## Goal
Reproduce the records that follow in full, excluding any picture they contain.

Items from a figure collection
#####

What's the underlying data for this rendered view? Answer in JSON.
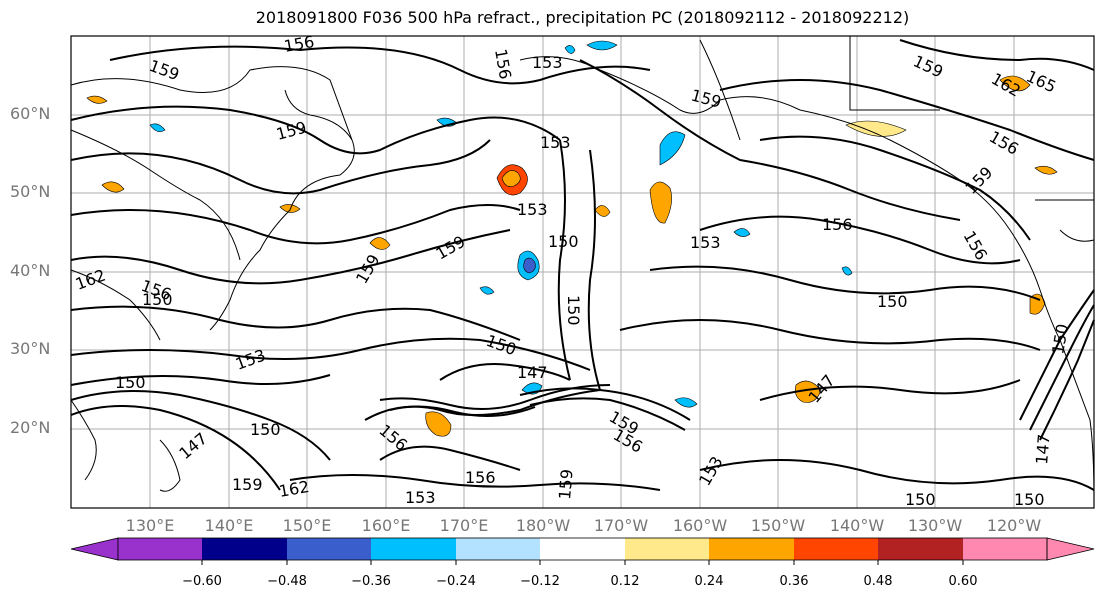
{
  "title": "2018091800 F036 500 hPa refract., precipitation PC (2018092112 - 2018092212)",
  "lat_labels": [
    "60°N",
    "50°N",
    "40°N",
    "30°N",
    "20°N"
  ],
  "lon_labels": [
    "130°E",
    "140°E",
    "150°E",
    "160°E",
    "170°E",
    "180°W",
    "170°W",
    "160°W",
    "150°W",
    "140°W",
    "130°W",
    "120°W"
  ],
  "contour_labels": [
    "159",
    "156",
    "153",
    "159",
    "153",
    "156",
    "153",
    "150",
    "153",
    "156",
    "159",
    "150",
    "150",
    "147",
    "159",
    "150",
    "159",
    "156",
    "150",
    "156",
    "153",
    "162",
    "150",
    "147",
    "159",
    "153",
    "156",
    "159",
    "165",
    "162",
    "159",
    "156",
    "153",
    "150",
    "147",
    "156",
    "159",
    "162",
    "156",
    "150",
    "147",
    "150",
    "159",
    "150"
  ],
  "colorbar": {
    "tick_labels": [
      "−0.60",
      "−0.48",
      "−0.36",
      "−0.24",
      "−0.12",
      "0.12",
      "0.24",
      "0.36",
      "0.48",
      "0.60"
    ],
    "colors": [
      "#9932cc",
      "#00008b",
      "#3a5fcd",
      "#00bfff",
      "#b2e2ff",
      "#ffffff",
      "#ffe98a",
      "#ffa500",
      "#ff4500",
      "#b22222",
      "#ff88b0"
    ]
  }
}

#####

## Answer to this task
What's the underlying data for this rendered view? Answer in JSON.
{
  "title": "2018091800 F036 500 hPa refract., precipitation PC (2018092112 - 2018092212)",
  "lat_labels": [
    "60°N",
    "50°N",
    "40°N",
    "30°N",
    "20°N"
  ],
  "lon_labels": [
    "130°E",
    "140°E",
    "150°E",
    "160°E",
    "170°E",
    "180°W",
    "170°W",
    "160°W",
    "150°W",
    "140°W",
    "130°W",
    "120°W"
  ],
  "contour_labels": [
    "159",
    "156",
    "153",
    "159",
    "153",
    "156",
    "153",
    "150",
    "153",
    "156",
    "159",
    "150",
    "150",
    "147",
    "159",
    "150",
    "159",
    "156",
    "150",
    "156",
    "153",
    "162",
    "150",
    "147",
    "159",
    "153",
    "156",
    "159",
    "165",
    "162",
    "159",
    "156",
    "153",
    "150",
    "147",
    "156",
    "159",
    "162",
    "156",
    "150",
    "147",
    "150",
    "159",
    "150"
  ],
  "colorbar": {
    "tick_labels": [
      "−0.60",
      "−0.48",
      "−0.36",
      "−0.24",
      "−0.12",
      "0.12",
      "0.24",
      "0.36",
      "0.48",
      "0.60"
    ],
    "colors": [
      "#9932cc",
      "#00008b",
      "#3a5fcd",
      "#00bfff",
      "#b2e2ff",
      "#ffffff",
      "#ffe98a",
      "#ffa500",
      "#ff4500",
      "#b22222",
      "#ff88b0"
    ]
  }
}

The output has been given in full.